Text block =>

Nature Pirates:

A Northwest Arm Canoe Adventure

2 hr 30 min 4 km return (paddling) Challenging

Trail Info:

This is a beautiful paddle with stops on a sandy beach and a wooded island. Call the Halifax’s St. Mary’s Boat Club for information on canoe rentals at 902-490-4688. Typically they are available on weekends, June – September. It is preferable to go at lower tides, so check tide times. Check the weather for increasing winds beforehand. There is a launch at the very base of Jubilee Road if you have your own boat.

Directions:

Northwest Arm Canoe Trailhead
View in Google Maps

Going South on Robie Street, take a right onto Jubilee Road. Continue across Oxford Street and turn left onto Fairfield Road, one street before the water. The parking lot is at the end of the street and St. Mary’s Boat Club is to the right and down the hill. Go to the lower level to rent a canoe (June, July and August). There is a launch at the very base of Jubilee Road if you have your own boat. To get to the Boat Club by Halifax Transit bus, input 1641 Fairfield Rd, Halifax, into the route-finder here.

Trail Tools

  • Scope (instructions)
  • Loot bag (plastic grocery bag)
  • Pirate eye patch & bandana (optional)
  • 2 or 4-litre ice cream bucket (bigger is better)
  • Pirate flag (optional) (instructions)
  • Trowel (or spoon or sand shovel, optional)
  • Adventure Journal

Shiver Me Timbers

Read before launching on the dock.

Har, Har! Legends tell of pirates coming to the Northwest Arm to hide their treasures. But these pirates were also hunting for nature’s treasures. The Northwest Arm is full of them. Can you become a nature pirate and find the hidden treasures? Beware, a pirate’s life is full of danger and mystery.

To become a pirate you need pirate gear and a ship. Put on your eye patch and bandana. Mount your pirate flag on your ship (an extra paddle could be the flag pole). Remember to practice pirate boating safety at all times: never stand up in the ship and always wear life jackets.

Let’s hear your best “Har, har, matey!” and we’re off on the high seas!

Do You Know?

The famous pirate Captain Kidd roved the seas from 1650 to 1700. He is thought to have traveled as far north as Halifax. Some think that Captain Kidd hid a great treasure somewhere along Nova Scotia’s coast.

Directives =>
• a. Copy out the part of the records that opens with their first line and closes with the line containing "x-tick-label: 1977 — [962, 385, 983, 423]".
• b. Pick up the Northwest Arm canoe adventure text after its last sentence and keep writing it.
The canoe trail text and the records that follow it come from unrelated sources.

Dataset content =>
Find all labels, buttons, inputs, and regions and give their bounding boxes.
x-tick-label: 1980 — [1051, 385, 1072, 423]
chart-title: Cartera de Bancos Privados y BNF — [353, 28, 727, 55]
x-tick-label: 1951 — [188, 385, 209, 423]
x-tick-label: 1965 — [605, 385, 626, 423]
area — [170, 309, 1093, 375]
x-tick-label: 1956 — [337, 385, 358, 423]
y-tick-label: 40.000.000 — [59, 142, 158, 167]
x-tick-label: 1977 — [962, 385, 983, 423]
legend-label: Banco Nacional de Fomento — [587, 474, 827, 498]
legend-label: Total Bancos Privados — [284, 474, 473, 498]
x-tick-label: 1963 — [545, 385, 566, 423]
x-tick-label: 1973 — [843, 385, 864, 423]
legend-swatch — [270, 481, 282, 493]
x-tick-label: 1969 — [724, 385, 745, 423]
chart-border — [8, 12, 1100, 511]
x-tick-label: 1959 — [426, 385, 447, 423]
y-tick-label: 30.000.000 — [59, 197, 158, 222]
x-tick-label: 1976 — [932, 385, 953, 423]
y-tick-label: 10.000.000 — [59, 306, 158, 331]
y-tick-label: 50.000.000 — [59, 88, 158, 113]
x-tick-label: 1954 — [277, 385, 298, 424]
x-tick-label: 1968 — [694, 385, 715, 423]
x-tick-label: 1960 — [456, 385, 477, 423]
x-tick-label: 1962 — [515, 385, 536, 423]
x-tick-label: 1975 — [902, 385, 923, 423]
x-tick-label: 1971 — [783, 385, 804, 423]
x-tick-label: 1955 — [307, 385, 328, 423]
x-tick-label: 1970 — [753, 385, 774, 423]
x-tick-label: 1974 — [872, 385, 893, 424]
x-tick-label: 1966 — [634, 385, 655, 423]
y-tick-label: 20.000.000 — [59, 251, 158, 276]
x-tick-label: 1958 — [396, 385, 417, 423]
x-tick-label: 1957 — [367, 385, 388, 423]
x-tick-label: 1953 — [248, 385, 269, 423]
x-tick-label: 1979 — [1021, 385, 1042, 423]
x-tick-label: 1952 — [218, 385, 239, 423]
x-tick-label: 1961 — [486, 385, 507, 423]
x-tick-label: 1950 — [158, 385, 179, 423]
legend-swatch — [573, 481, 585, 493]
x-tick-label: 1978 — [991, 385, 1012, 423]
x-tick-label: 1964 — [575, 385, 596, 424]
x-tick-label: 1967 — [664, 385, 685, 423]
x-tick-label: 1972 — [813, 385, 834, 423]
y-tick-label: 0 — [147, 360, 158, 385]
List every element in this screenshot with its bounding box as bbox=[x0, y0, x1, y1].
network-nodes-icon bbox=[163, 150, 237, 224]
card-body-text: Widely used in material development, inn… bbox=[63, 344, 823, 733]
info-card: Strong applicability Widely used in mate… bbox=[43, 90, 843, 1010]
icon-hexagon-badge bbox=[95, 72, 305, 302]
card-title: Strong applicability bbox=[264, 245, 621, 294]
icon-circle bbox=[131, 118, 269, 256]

The replies =>
• a.
Find all labels, buttons, inputs, and regions and give their bounding boxes.
x-tick-label: 1980 — [1051, 385, 1072, 423]
chart-title: Cartera de Bancos Privados y BNF — [353, 28, 727, 55]
x-tick-label: 1951 — [188, 385, 209, 423]
x-tick-label: 1965 — [605, 385, 626, 423]
area — [170, 309, 1093, 375]
x-tick-label: 1956 — [337, 385, 358, 423]
y-tick-label: 40.000.000 — [59, 142, 158, 167]
x-tick-label: 1977 — [962, 385, 983, 423]

• b.
1. Scan the Seas

Cast off and turn right, sailing towards the Rotary.

Use your pirate scope and scan the water for cormorants (see picture). Cormorants are pirates too, as they sometimes steal fish out of fisherman’s nets. The cormorant is your lookout. If you see a cormorant perched on a buoy, it signals that the waters are safe.

Do You Know – Cormorants

Cormorants are found on lakes, rivers and along the coast. They dive into the water to catch fish and small creatures like crayfish. Unlike ducks, they do not have oil glands that waterproof their wings. You may see them perched with their wings spread out to dry in the sun and the wind. During late spring and early summer, there are few here as they are in quieter locales raising young.

Make up your own pirate paddling song as you go.

Netukulimk—
Canoe

The traditional Mi’kmaw canoe (‘kwitn’ in Mi’kmaw, sounds like gwee-din) is made out of birch bark (waterproofing), cedar (ribs for frame), beech (crosspieces for frame and paddles), and spruce root (to sew birchbark together). These materials are very light and make the canoe easy to portage. The birch bark is harvested very carefully to avoid damaging the inner bark of the tree so that it is able to protect itself and survive. A sealant is used around the seams where the birchbark is sewn together using spruce root. The sealant is either spruce gum or a mixture of gum, animal fat, and charcoal. The Mi’kmaq were very resourceful… and traditional Mi’kmaw canoes builders are still at work building these remarkable craft today. Check it out here.

Learn about Netukulimk

Look for a key-shape molded in the rock wall in front of a big grey house on the right. It juts out just before Horseshoe Island. Could this be a clue to hidden treasure?

2. Find Loot

Canoe past all the houses on the right. Pull up on the beach in front of Horseshoe Island, a piece of land jutting out into the arm on the right, just past the houses.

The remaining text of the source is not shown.